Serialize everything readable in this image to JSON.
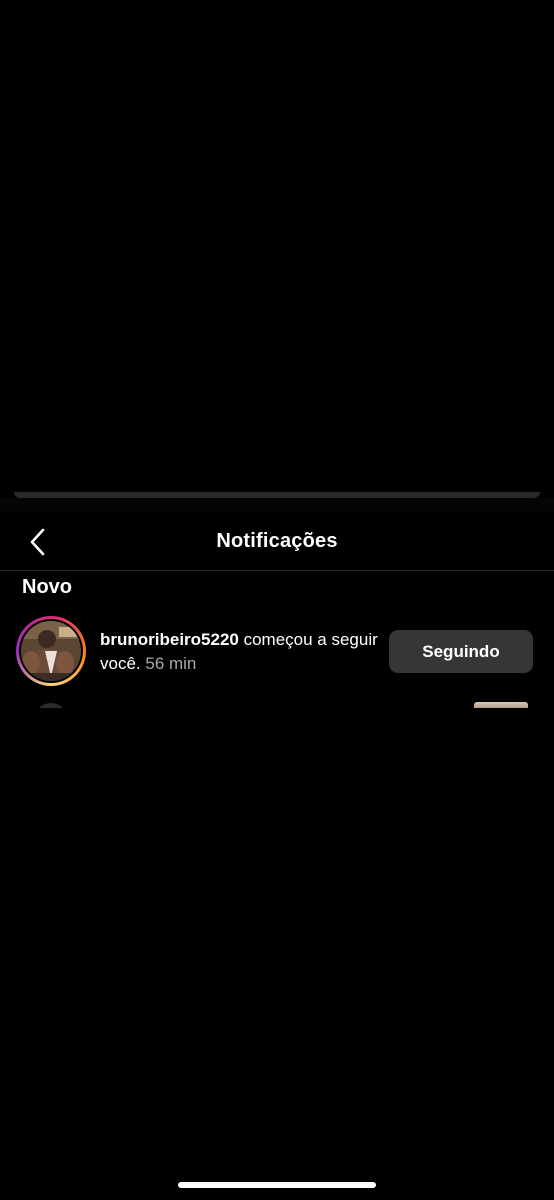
{
  "header": {
    "title": "Notificações",
    "back_icon": "chevron-left-icon"
  },
  "sections": [
    {
      "title": "Novo",
      "items": [
        {
          "username": "brunoribeiro5220",
          "action": " começou a seguir você.",
          "time": " 56 min",
          "button_label": "Seguindo"
        }
      ]
    }
  ],
  "colors": {
    "background": "#000000",
    "button_bg": "#363636",
    "secondary_text": "#a8a8a8",
    "divider": "#262626"
  }
}
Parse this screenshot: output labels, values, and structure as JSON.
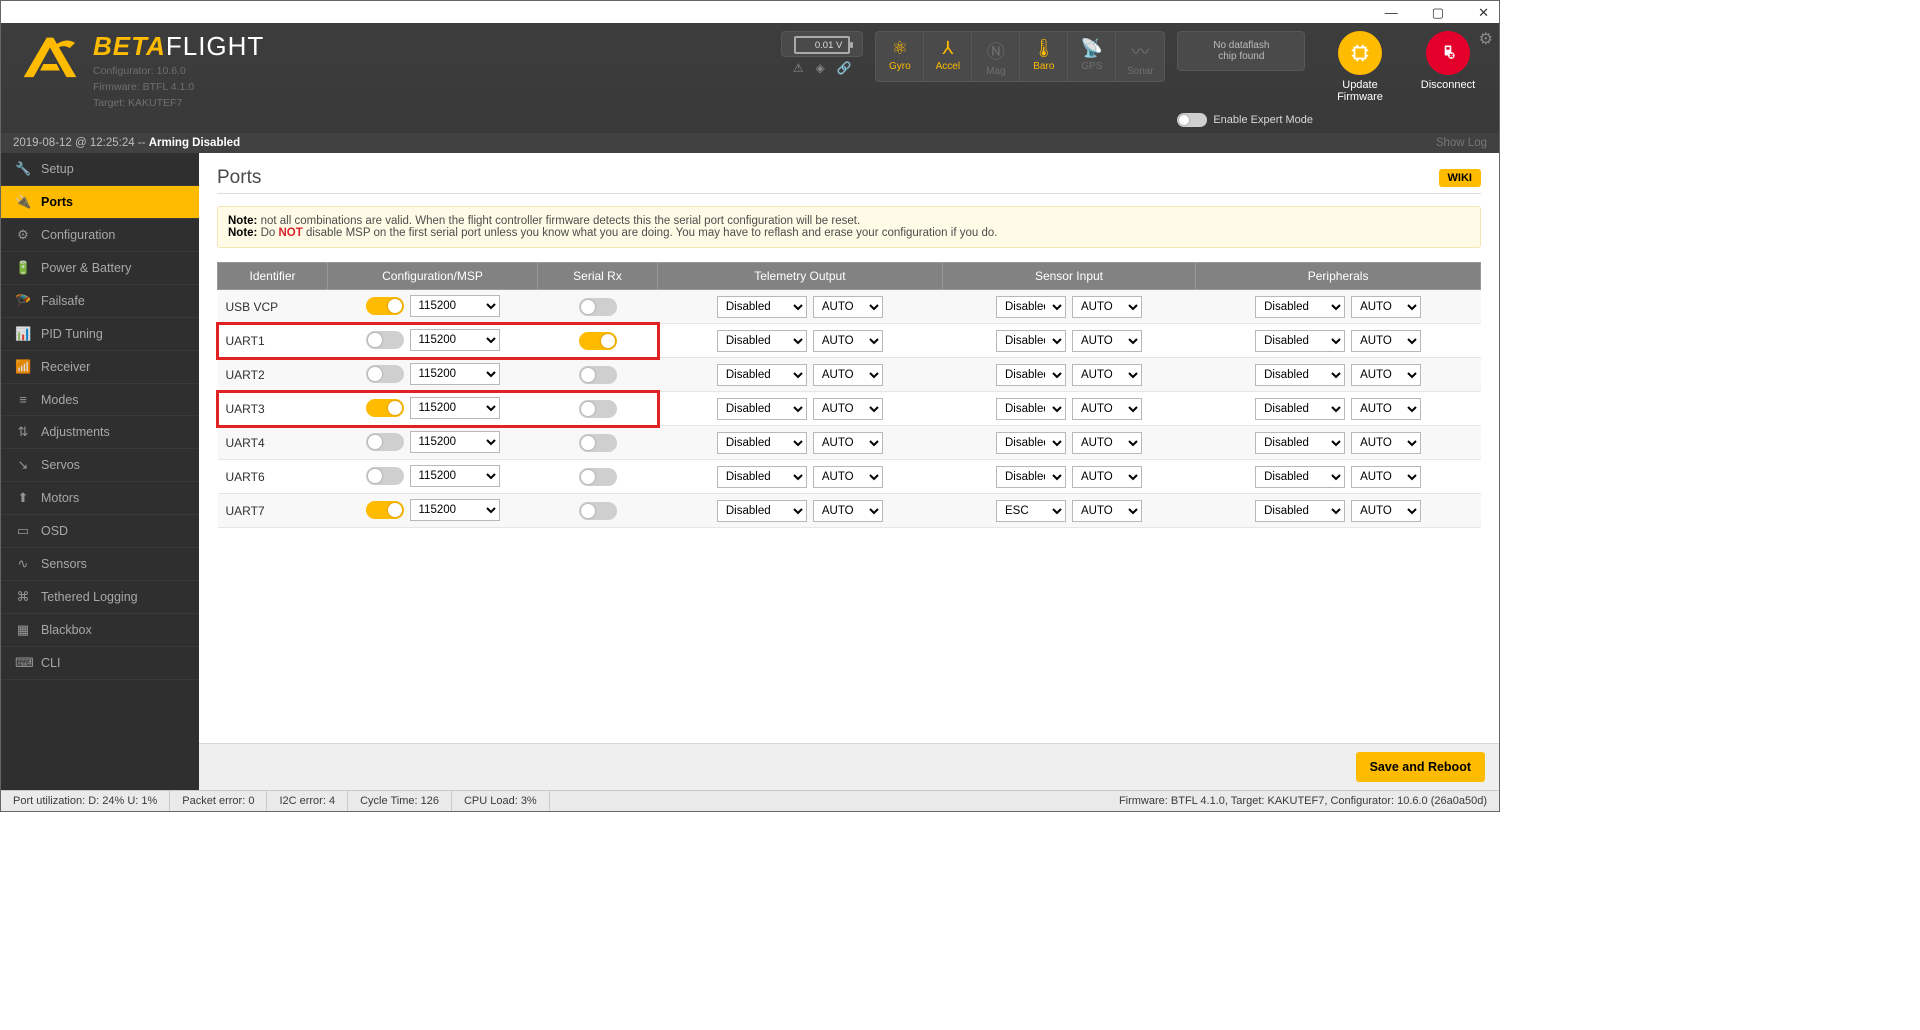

**Stated goal:** Print each record exactly as it stands, leaving the images out.

**Answer to this exercise:**
Serialize everything readable in this image to JSON.
{
  "header": {
    "title": "Notificações",
    "back_icon": "chevron-left-icon"
  },
  "sections": [
    {
      "title": "Novo",
      "items": [
        {
          "username": "brunoribeiro5220",
          "action": " começou a seguir você.",
          "time": " 56 min",
          "button_label": "Seguindo"
        }
      ]
    }
  ],
  "colors": {
    "background": "#000000",
    "button_bg": "#363636",
    "secondary_text": "#a8a8a8",
    "divider": "#262626"
  }
}
Parse this screenshot: output labels, values, and structure as JSON.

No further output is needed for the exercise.